**PROBLEM TO SOLVE**
From the listing below, extract each line containing the string "should".
*** DATA SUPPLIED
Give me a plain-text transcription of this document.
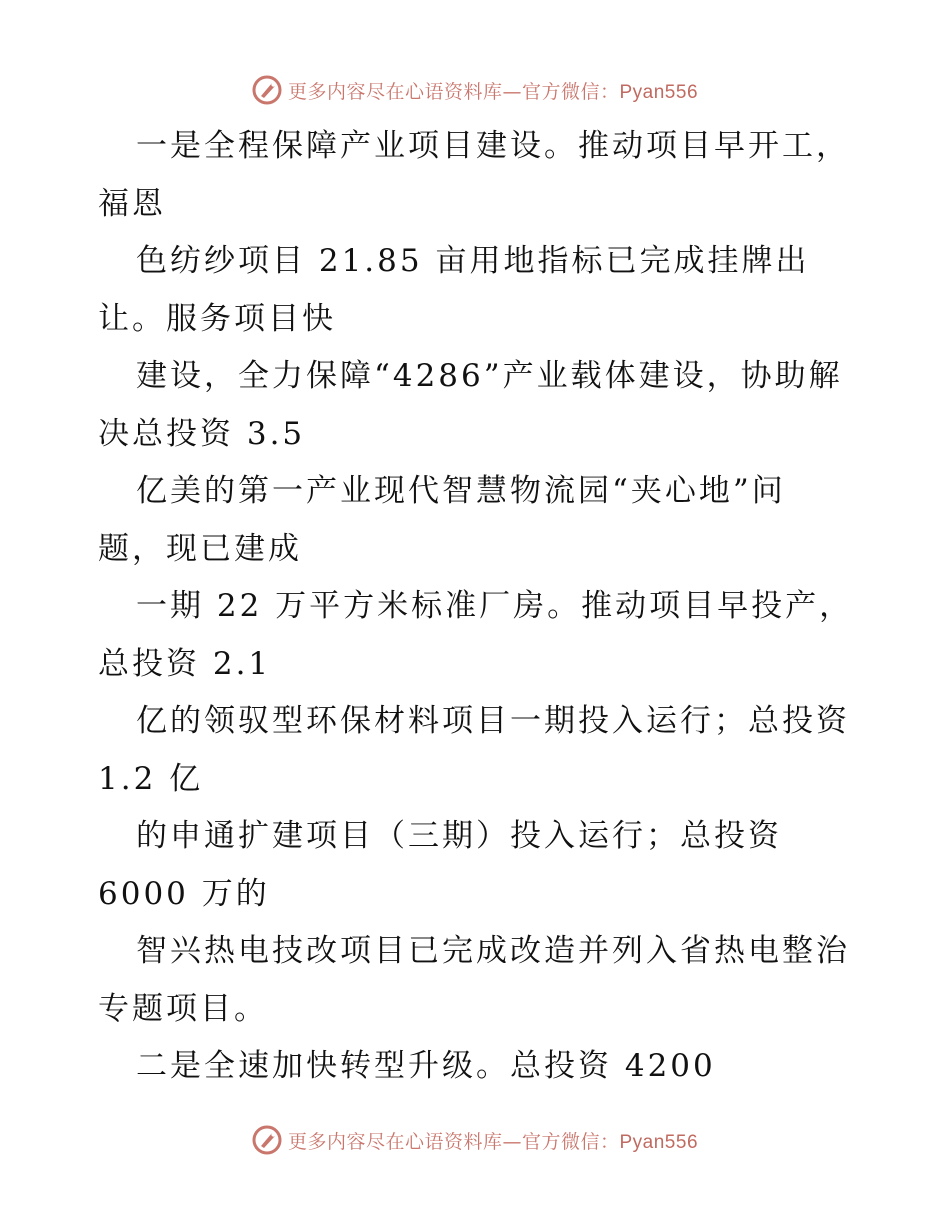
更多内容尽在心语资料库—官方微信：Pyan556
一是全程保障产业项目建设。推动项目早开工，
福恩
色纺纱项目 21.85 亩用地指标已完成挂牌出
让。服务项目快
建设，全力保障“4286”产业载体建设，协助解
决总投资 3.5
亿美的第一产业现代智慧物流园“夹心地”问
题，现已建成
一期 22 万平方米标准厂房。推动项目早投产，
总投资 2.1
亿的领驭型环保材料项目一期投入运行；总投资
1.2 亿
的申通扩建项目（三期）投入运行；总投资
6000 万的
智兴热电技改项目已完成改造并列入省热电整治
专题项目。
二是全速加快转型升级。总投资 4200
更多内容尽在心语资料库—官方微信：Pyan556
******
*** DATA SUPPLIED
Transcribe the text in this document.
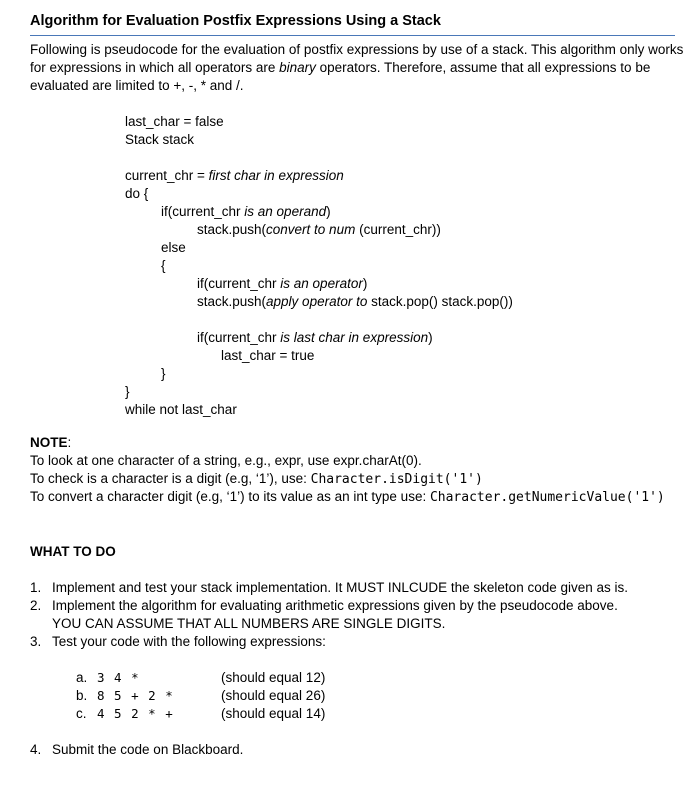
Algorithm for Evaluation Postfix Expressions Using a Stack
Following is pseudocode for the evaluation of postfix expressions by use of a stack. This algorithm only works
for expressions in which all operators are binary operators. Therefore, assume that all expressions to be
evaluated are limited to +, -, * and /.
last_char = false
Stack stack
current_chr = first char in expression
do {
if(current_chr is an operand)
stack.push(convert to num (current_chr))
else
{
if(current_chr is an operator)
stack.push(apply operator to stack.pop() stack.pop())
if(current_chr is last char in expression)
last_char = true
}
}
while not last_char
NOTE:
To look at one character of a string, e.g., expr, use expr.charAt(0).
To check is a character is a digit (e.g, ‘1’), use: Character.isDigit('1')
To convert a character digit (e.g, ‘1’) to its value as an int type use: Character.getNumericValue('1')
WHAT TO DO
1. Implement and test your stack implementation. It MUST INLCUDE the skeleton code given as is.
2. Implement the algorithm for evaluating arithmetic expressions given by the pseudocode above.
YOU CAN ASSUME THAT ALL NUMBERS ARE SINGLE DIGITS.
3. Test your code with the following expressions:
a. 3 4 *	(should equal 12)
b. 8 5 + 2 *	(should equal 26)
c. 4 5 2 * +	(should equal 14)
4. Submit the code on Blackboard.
******
*** DATA SUPPLIED
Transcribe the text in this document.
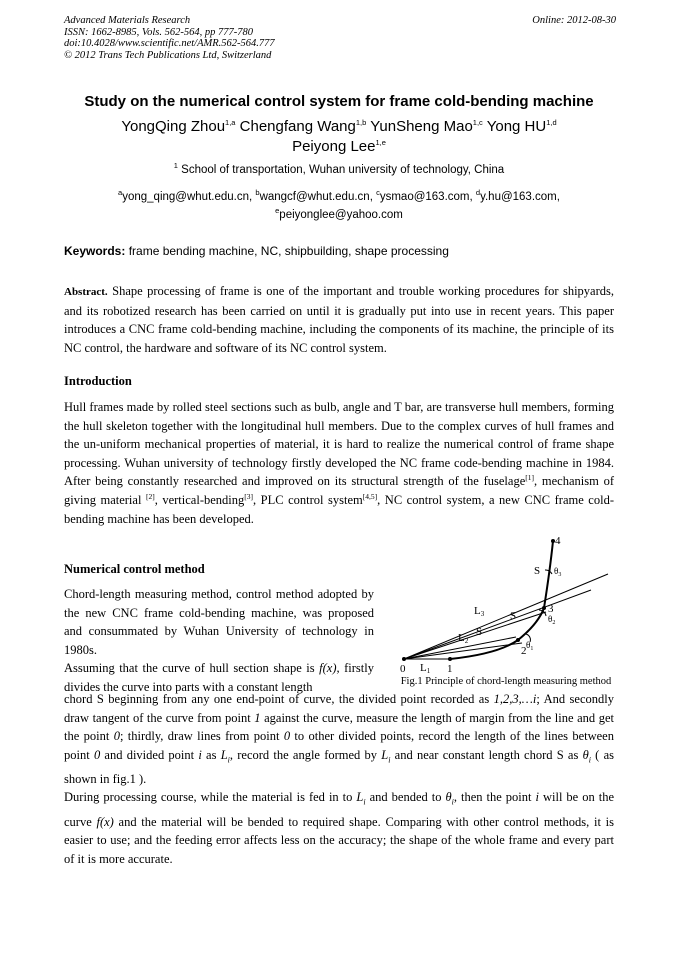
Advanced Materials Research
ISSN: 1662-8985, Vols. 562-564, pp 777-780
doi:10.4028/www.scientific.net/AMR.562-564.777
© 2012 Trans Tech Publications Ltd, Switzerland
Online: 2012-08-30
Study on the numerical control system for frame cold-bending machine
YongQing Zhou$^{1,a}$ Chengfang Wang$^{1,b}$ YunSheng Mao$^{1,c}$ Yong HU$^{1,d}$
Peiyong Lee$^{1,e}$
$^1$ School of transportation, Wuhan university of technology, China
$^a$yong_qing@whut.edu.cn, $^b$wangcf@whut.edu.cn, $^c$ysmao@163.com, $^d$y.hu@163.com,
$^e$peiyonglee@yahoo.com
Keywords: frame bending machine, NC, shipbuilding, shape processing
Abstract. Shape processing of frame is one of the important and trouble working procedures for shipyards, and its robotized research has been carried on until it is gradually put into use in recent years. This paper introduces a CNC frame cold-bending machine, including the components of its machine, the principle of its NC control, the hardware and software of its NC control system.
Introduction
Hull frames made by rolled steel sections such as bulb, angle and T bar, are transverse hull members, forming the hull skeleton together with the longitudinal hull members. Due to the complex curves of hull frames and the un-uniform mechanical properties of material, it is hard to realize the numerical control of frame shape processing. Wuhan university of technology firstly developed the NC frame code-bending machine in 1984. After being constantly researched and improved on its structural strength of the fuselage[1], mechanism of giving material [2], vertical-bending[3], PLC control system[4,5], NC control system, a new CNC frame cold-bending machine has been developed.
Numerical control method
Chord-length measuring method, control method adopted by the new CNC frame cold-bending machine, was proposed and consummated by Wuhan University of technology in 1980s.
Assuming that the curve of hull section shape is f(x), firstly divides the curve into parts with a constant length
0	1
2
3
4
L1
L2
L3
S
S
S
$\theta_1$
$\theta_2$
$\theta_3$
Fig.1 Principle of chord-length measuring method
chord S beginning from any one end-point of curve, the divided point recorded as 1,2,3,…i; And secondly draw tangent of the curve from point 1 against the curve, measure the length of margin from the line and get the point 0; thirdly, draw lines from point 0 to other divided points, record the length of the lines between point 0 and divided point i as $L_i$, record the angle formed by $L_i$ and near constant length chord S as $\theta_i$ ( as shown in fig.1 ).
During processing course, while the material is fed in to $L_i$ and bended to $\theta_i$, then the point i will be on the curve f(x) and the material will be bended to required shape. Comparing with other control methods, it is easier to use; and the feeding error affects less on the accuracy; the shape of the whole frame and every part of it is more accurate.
******
**RESPONSE BELOW**
a. 3 4 *	(should equal 12)
b. 8 5 + 2 *	(should equal 26)
c. 4 5 2 * +	(should equal 14)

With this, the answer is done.